ENUNCIADO: Transcreva o trecho do texto sobre ação de despejo que começa em "Há direitos e" e termina em "o advogado civil.".

TEXTO APRESENTADO:

Como acontece a ação por despejo e quais são os direitos de ambas as partes .

Há direitos e deveres previstos em lei sobre a relação entre locadores (proprietário de um imóvel) e locatários (quem aluga o imóvel) e é importante que ambos saibam quais são os seus direitos referentes ao contrato de aluguel para evitar cobranças indevidas, despejos irregulares e outras situações.

O profissional que poderá oferecer assessoria jurídica para ambos os envolvidos neste caso é o advogado civil.

Ação de despejo
O despejo, por exemplo, é uma prerrogativa do locador no caso de falta de pagamento do aluguel e outros débitos referentes ao imóvel alugado. Muitas pessoas acreditam que o locador só poderá solicitar a ação de despejo se o pagamento estiver em atraso por um período superior a 30, 60 ou 90 dias, no entanto, no dia seguinte a data estipulada para pagamento do aluguel o proprietário do imóvel já pode realizar o pedido de despejo.

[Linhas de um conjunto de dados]
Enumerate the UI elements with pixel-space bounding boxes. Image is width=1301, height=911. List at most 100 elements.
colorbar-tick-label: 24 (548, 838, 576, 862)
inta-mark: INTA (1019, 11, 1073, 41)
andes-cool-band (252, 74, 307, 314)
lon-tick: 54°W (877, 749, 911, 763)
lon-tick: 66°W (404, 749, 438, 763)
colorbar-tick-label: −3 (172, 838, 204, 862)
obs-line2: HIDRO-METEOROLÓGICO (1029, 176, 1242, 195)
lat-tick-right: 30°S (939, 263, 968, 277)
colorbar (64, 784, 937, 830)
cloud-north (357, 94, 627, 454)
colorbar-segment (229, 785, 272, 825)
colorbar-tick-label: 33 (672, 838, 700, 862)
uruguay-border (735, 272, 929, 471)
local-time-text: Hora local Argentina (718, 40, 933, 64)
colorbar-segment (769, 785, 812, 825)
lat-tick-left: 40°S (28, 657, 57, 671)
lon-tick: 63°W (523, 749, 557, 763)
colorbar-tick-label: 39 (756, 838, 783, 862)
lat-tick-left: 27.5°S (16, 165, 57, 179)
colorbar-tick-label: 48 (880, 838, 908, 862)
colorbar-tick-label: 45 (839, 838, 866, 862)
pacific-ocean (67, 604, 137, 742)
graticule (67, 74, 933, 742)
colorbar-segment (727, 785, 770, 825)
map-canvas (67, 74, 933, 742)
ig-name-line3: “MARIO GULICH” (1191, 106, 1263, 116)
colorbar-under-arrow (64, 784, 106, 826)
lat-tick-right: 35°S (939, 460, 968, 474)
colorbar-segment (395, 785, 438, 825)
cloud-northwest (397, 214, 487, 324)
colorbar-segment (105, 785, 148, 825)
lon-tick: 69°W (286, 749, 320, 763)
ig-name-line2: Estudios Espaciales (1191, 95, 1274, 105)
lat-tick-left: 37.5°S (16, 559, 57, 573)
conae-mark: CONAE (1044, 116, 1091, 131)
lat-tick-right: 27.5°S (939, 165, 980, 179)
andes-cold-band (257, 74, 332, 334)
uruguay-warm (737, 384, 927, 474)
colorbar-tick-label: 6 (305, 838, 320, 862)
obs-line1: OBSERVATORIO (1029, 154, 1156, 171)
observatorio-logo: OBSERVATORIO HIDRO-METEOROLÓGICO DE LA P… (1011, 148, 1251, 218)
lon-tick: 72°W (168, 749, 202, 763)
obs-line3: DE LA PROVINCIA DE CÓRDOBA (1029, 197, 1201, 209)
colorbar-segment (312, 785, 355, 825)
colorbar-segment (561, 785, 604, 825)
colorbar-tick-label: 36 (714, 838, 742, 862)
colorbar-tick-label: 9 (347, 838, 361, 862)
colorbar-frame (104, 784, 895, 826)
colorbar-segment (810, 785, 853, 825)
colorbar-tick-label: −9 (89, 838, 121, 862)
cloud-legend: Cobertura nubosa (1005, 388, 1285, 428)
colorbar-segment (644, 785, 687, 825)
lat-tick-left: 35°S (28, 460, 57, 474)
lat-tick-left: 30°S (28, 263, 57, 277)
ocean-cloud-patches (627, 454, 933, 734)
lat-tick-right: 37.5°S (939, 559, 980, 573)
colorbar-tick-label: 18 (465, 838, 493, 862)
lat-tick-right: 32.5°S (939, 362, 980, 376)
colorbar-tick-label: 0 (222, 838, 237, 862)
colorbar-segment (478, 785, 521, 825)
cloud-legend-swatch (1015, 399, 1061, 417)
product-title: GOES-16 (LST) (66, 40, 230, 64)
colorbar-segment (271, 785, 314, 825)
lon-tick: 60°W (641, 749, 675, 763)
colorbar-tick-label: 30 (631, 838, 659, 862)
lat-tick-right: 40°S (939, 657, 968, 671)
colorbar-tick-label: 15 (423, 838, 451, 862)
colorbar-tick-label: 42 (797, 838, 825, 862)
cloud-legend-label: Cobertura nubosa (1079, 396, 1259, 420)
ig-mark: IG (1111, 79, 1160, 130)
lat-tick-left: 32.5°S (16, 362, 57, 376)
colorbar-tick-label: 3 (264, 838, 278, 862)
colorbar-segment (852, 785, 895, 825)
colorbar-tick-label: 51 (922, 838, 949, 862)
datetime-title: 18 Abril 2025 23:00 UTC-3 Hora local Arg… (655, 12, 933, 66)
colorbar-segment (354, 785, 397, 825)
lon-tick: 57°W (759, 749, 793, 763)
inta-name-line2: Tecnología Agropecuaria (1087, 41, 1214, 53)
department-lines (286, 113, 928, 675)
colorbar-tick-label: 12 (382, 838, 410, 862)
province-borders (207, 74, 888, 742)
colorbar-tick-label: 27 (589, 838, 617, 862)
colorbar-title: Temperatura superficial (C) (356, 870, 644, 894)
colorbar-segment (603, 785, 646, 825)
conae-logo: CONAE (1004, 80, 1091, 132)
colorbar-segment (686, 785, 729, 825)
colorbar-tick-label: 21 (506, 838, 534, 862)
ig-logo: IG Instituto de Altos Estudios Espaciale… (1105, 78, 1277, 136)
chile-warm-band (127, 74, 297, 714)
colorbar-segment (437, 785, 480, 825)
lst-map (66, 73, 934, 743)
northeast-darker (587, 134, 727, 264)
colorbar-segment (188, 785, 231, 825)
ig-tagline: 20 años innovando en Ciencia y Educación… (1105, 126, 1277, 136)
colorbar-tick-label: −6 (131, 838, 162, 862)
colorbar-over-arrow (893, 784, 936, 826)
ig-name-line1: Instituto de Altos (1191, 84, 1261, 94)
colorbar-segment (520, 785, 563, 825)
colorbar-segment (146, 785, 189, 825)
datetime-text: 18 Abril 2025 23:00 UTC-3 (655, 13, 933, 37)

RESPOSTA:
Há direitos e deveres previstos em lei sobre a relação entre locadores (proprietário de um imóvel) e locatários (quem aluga o imóvel) e é importante que ambos saibam quais são os seus direitos referentes ao contrato de aluguel para evitar cobranças indevidas, despejos irregulares e outras situações.

O profissional que poderá oferecer assessoria jurídica para ambos os envolvidos neste caso é o advogado civil.